- [STATED TASK]: Only a number is required: how many lines of the material contain the word "réponse"?

- [LISTED RECORDS]:
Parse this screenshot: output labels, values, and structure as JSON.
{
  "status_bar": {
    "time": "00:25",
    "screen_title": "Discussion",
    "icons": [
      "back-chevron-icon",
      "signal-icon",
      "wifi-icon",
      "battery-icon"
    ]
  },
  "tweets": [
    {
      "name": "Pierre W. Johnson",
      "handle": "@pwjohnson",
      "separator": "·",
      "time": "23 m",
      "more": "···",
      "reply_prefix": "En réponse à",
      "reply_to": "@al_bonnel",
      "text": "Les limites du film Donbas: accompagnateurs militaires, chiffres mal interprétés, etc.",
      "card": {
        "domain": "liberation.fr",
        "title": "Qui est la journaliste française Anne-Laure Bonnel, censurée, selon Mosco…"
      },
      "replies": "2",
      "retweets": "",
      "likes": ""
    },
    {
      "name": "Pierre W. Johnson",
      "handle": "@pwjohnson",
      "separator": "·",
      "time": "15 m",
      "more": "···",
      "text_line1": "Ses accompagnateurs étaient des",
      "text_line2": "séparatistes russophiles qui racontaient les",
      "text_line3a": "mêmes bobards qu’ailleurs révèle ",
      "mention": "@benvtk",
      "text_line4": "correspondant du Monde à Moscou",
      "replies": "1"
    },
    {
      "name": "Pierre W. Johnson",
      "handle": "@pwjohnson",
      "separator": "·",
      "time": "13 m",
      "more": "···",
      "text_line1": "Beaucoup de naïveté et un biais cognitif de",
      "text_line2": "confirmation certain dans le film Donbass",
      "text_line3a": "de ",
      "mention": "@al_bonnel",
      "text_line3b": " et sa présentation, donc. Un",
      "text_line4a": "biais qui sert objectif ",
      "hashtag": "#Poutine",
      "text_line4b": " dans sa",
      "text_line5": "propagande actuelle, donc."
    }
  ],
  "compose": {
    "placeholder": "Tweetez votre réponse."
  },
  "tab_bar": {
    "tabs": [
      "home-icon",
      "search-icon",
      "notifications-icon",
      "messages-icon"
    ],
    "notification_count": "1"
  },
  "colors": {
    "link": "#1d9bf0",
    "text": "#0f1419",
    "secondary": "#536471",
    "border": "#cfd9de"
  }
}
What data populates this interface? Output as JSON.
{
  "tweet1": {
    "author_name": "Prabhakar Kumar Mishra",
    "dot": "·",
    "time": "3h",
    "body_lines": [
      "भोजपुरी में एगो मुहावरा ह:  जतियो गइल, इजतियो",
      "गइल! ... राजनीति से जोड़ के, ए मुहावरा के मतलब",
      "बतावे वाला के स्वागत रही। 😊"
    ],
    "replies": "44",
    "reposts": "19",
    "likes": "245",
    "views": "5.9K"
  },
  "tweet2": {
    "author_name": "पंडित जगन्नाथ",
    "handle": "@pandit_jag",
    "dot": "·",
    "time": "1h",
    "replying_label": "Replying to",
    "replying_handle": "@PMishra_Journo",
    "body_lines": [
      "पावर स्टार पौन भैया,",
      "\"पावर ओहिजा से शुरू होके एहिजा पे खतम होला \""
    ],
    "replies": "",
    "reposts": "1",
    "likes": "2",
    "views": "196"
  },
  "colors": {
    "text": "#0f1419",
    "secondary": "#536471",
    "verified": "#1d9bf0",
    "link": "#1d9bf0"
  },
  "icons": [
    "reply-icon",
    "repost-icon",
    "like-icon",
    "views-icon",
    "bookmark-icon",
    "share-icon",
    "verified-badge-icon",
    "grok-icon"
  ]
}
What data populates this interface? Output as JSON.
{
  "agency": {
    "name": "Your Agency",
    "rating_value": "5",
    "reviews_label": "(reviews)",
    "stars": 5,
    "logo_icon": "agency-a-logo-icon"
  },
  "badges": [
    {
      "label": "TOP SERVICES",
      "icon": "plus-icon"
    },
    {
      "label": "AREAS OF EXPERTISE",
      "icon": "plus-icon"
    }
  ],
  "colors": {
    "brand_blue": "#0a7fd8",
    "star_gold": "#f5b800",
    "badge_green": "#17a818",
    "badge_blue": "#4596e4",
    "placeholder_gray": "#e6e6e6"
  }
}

- [FINISHED ANSWER]: 2